▸ Records supplied:
** BEGIN **
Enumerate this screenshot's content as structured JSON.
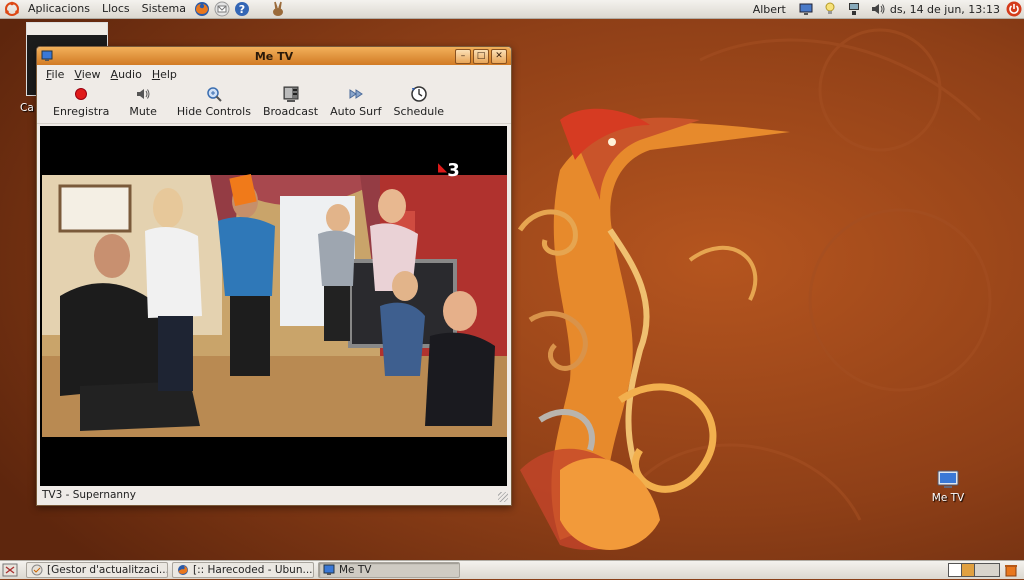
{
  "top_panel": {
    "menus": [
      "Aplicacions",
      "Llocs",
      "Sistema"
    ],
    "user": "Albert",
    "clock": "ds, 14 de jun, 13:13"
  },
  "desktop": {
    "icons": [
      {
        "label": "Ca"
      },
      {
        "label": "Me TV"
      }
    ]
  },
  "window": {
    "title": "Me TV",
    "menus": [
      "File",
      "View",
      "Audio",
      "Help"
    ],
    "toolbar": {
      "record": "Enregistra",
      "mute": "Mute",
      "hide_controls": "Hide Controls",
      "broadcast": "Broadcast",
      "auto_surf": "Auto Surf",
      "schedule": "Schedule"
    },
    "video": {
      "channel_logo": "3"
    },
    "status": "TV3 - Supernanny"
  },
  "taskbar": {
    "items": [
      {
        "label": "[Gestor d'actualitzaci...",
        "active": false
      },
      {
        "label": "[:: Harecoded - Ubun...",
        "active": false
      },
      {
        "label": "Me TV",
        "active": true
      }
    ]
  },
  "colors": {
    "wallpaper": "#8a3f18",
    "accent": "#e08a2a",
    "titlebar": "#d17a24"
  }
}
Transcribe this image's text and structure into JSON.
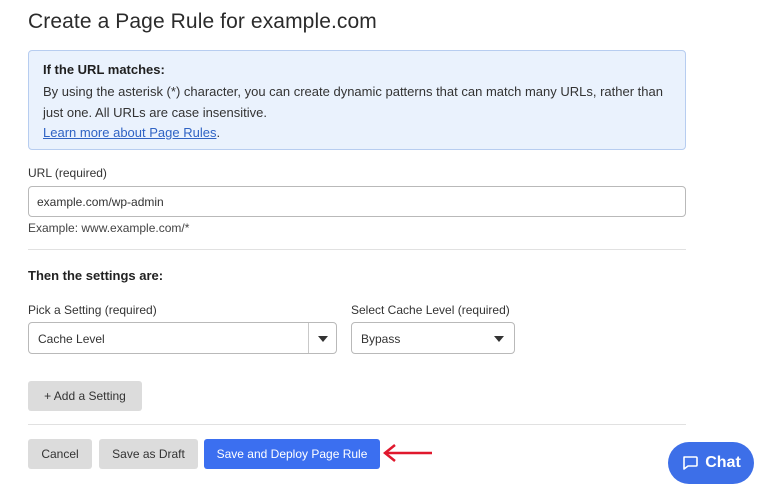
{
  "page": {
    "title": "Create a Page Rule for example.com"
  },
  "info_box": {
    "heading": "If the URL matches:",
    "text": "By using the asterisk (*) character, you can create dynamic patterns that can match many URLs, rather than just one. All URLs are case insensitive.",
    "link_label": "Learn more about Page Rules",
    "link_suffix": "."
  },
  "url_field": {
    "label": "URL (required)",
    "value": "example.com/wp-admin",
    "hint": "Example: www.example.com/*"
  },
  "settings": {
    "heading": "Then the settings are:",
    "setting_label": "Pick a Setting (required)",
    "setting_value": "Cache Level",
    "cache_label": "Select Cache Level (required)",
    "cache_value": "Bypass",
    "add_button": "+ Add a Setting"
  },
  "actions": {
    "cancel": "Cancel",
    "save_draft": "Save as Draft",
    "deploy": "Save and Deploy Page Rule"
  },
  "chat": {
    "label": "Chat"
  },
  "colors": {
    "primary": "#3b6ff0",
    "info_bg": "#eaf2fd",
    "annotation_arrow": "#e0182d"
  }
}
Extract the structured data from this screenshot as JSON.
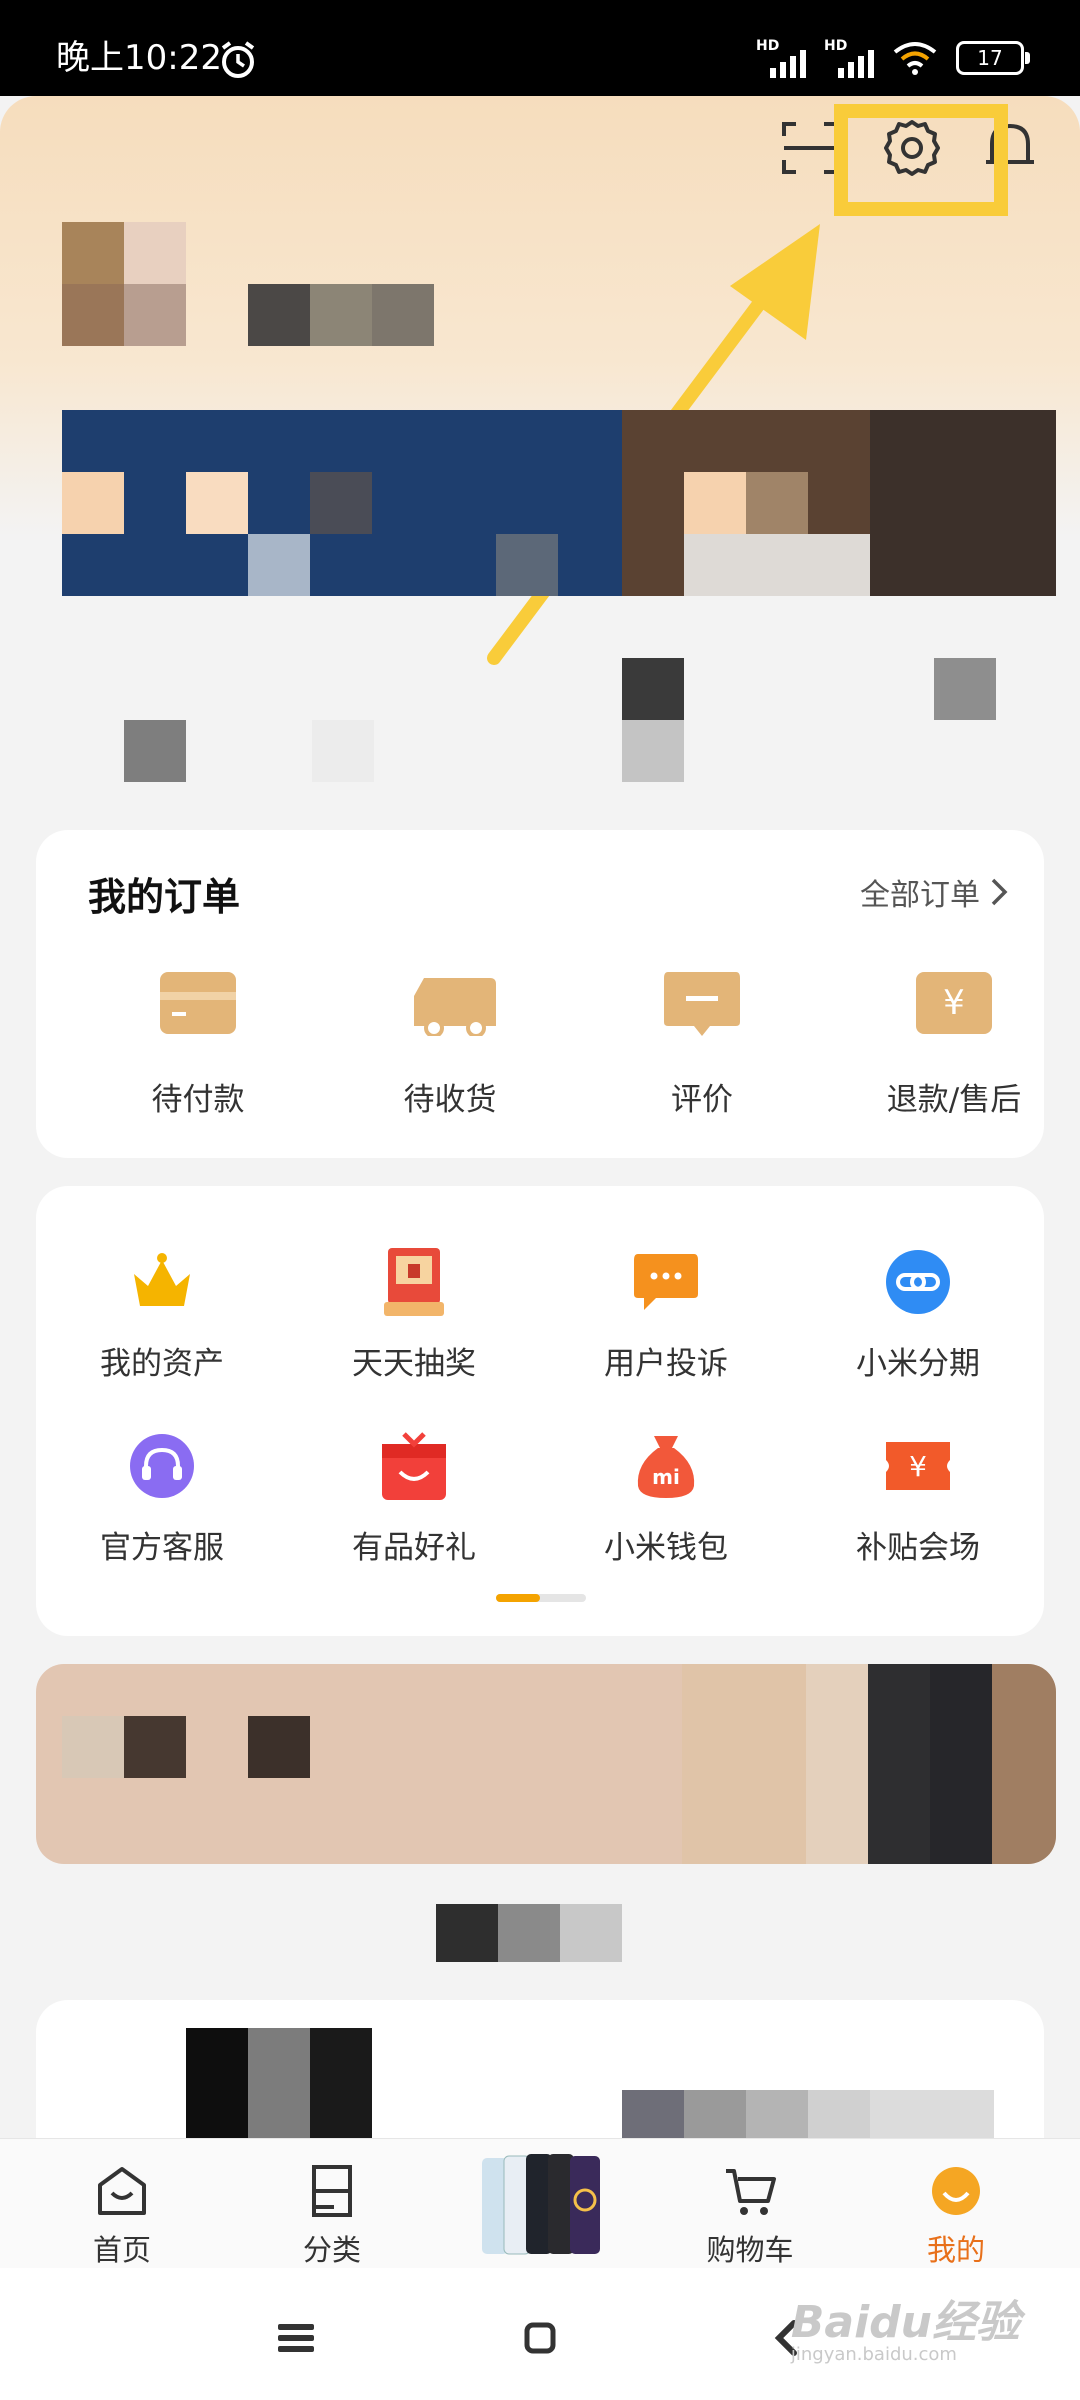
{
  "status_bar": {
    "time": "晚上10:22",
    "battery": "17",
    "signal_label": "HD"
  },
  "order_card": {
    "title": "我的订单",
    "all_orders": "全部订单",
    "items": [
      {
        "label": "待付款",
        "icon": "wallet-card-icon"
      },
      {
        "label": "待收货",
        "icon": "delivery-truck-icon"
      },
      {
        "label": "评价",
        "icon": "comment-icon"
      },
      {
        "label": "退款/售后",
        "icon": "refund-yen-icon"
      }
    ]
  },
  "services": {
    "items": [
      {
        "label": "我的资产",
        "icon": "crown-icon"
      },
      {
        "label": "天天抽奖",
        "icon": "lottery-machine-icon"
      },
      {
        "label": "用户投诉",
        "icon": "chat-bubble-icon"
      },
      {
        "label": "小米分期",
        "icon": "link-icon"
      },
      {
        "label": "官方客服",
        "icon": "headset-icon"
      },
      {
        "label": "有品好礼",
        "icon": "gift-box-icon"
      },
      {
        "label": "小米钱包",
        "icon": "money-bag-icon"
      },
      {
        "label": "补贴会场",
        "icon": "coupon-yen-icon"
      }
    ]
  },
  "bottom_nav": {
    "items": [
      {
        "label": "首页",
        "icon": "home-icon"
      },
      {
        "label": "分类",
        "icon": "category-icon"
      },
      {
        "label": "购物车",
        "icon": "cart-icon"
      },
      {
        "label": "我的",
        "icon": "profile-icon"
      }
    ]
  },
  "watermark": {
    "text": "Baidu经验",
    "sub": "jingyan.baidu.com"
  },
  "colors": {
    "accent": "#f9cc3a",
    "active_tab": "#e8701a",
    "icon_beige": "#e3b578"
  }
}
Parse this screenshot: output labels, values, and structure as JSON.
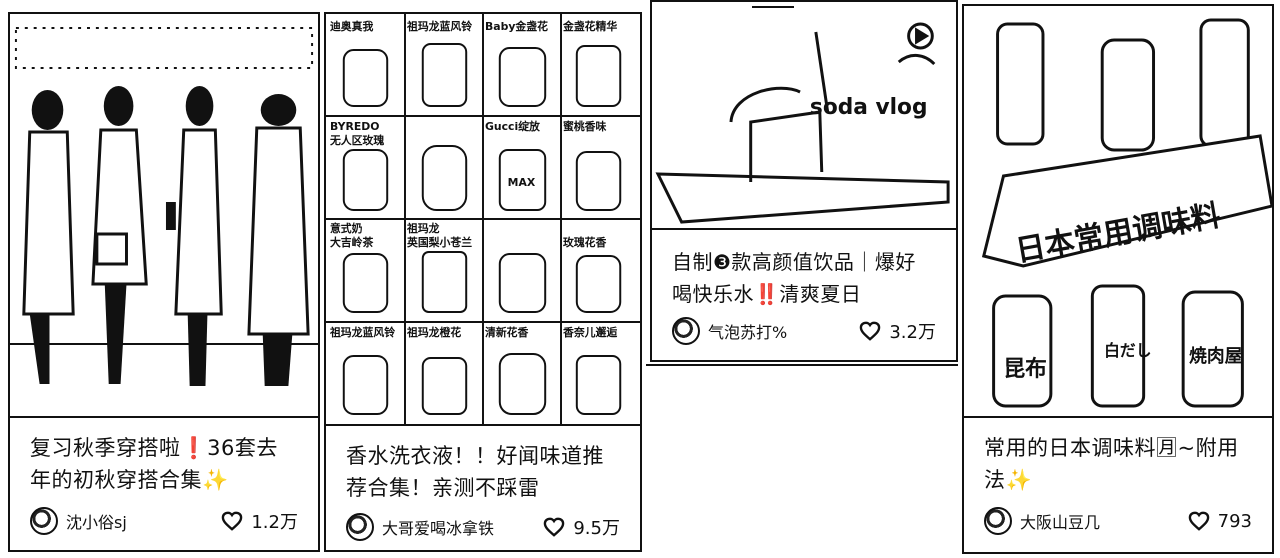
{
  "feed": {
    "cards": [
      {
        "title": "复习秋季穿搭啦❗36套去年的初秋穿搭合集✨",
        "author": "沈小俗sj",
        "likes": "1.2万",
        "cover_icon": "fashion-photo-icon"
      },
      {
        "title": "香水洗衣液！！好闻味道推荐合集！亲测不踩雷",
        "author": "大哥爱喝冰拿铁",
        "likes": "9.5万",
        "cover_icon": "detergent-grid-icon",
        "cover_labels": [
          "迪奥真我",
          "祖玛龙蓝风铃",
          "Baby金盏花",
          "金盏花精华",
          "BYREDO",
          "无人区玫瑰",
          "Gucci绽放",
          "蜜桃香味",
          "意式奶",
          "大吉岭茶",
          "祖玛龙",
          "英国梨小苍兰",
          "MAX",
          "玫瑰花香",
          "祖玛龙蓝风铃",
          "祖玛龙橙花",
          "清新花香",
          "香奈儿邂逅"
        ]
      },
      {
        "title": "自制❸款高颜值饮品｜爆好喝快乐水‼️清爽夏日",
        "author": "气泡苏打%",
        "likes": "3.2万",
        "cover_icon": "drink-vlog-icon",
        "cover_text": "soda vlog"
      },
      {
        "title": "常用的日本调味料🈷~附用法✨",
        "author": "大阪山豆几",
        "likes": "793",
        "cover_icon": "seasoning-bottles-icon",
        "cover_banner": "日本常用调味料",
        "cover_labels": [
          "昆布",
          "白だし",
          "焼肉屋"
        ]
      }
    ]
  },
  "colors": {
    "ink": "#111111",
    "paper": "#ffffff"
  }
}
** END **
Reproduce the material above in full, exactly, with no images.

Enumerate this screenshot's content as structured JSON.
{
  "top_panel": {
    "menus": [
      "Aplicacions",
      "Llocs",
      "Sistema"
    ],
    "user": "Albert",
    "clock": "ds, 14 de jun, 13:13"
  },
  "desktop": {
    "icons": [
      {
        "label": "Ca"
      },
      {
        "label": "Me TV"
      }
    ]
  },
  "window": {
    "title": "Me TV",
    "menus": [
      "File",
      "View",
      "Audio",
      "Help"
    ],
    "toolbar": {
      "record": "Enregistra",
      "mute": "Mute",
      "hide_controls": "Hide Controls",
      "broadcast": "Broadcast",
      "auto_surf": "Auto Surf",
      "schedule": "Schedule"
    },
    "video": {
      "channel_logo": "3"
    },
    "status": "TV3 - Supernanny"
  },
  "taskbar": {
    "items": [
      {
        "label": "[Gestor d'actualitzaci...",
        "active": false
      },
      {
        "label": "[:: Harecoded - Ubun...",
        "active": false
      },
      {
        "label": "Me TV",
        "active": true
      }
    ]
  },
  "colors": {
    "wallpaper": "#8a3f18",
    "accent": "#e08a2a",
    "titlebar": "#d17a24"
  }
}
Transcribe this image's text and structure into JSON.
{
  "page": {
    "title": "Create a Page Rule for example.com"
  },
  "info_box": {
    "heading": "If the URL matches:",
    "text": "By using the asterisk (*) character, you can create dynamic patterns that can match many URLs, rather than just one. All URLs are case insensitive.",
    "link_label": "Learn more about Page Rules",
    "link_suffix": "."
  },
  "url_field": {
    "label": "URL (required)",
    "value": "example.com/wp-admin",
    "hint": "Example: www.example.com/*"
  },
  "settings": {
    "heading": "Then the settings are:",
    "setting_label": "Pick a Setting (required)",
    "setting_value": "Cache Level",
    "cache_label": "Select Cache Level (required)",
    "cache_value": "Bypass",
    "add_button": "+ Add a Setting"
  },
  "actions": {
    "cancel": "Cancel",
    "save_draft": "Save as Draft",
    "deploy": "Save and Deploy Page Rule"
  },
  "chat": {
    "label": "Chat"
  },
  "colors": {
    "primary": "#3b6ff0",
    "info_bg": "#eaf2fd",
    "annotation_arrow": "#e0182d"
  }
}
Extract the structured data from this screenshot as JSON.
{
  "status_bar": {
    "time": "晚上10:22",
    "battery": "17",
    "signal_label": "HD"
  },
  "order_card": {
    "title": "我的订单",
    "all_orders": "全部订单",
    "items": [
      {
        "label": "待付款",
        "icon": "wallet-card-icon"
      },
      {
        "label": "待收货",
        "icon": "delivery-truck-icon"
      },
      {
        "label": "评价",
        "icon": "comment-icon"
      },
      {
        "label": "退款/售后",
        "icon": "refund-yen-icon"
      }
    ]
  },
  "services": {
    "items": [
      {
        "label": "我的资产",
        "icon": "crown-icon"
      },
      {
        "label": "天天抽奖",
        "icon": "lottery-machine-icon"
      },
      {
        "label": "用户投诉",
        "icon": "chat-bubble-icon"
      },
      {
        "label": "小米分期",
        "icon": "link-icon"
      },
      {
        "label": "官方客服",
        "icon": "headset-icon"
      },
      {
        "label": "有品好礼",
        "icon": "gift-box-icon"
      },
      {
        "label": "小米钱包",
        "icon": "money-bag-icon"
      },
      {
        "label": "补贴会场",
        "icon": "coupon-yen-icon"
      }
    ]
  },
  "bottom_nav": {
    "items": [
      {
        "label": "首页",
        "icon": "home-icon"
      },
      {
        "label": "分类",
        "icon": "category-icon"
      },
      {
        "label": "购物车",
        "icon": "cart-icon"
      },
      {
        "label": "我的",
        "icon": "profile-icon"
      }
    ]
  },
  "watermark": {
    "text": "Baidu经验",
    "sub": "jingyan.baidu.com"
  },
  "colors": {
    "accent": "#f9cc3a",
    "active_tab": "#e8701a",
    "icon_beige": "#e3b578"
  }
}
Parse this screenshot: output labels, values, and structure as JSON.
{
  "feed": {
    "cards": [
      {
        "title": "复习秋季穿搭啦❗36套去年的初秋穿搭合集✨",
        "author": "沈小俗sj",
        "likes": "1.2万",
        "cover_icon": "fashion-photo-icon"
      },
      {
        "title": "香水洗衣液！！好闻味道推荐合集！亲测不踩雷",
        "author": "大哥爱喝冰拿铁",
        "likes": "9.5万",
        "cover_icon": "detergent-grid-icon",
        "cover_labels": [
          "迪奥真我",
          "祖玛龙蓝风铃",
          "Baby金盏花",
          "金盏花精华",
          "BYREDO",
          "无人区玫瑰",
          "Gucci绽放",
          "蜜桃香味",
          "意式奶",
          "大吉岭茶",
          "祖玛龙",
          "英国梨小苍兰",
          "MAX",
          "玫瑰花香",
          "祖玛龙蓝风铃",
          "祖玛龙橙花",
          "清新花香",
          "香奈儿邂逅"
        ]
      },
      {
        "title": "自制❸款高颜值饮品｜爆好喝快乐水‼️清爽夏日",
        "author": "气泡苏打%",
        "likes": "3.2万",
        "cover_icon": "drink-vlog-icon",
        "cover_text": "soda vlog"
      },
      {
        "title": "常用的日本调味料🈷~附用法✨",
        "author": "大阪山豆几",
        "likes": "793",
        "cover_icon": "seasoning-bottles-icon",
        "cover_banner": "日本常用调味料",
        "cover_labels": [
          "昆布",
          "白だし",
          "焼肉屋"
        ]
      }
    ]
  },
  "colors": {
    "ink": "#111111",
    "paper": "#ffffff"
  }
}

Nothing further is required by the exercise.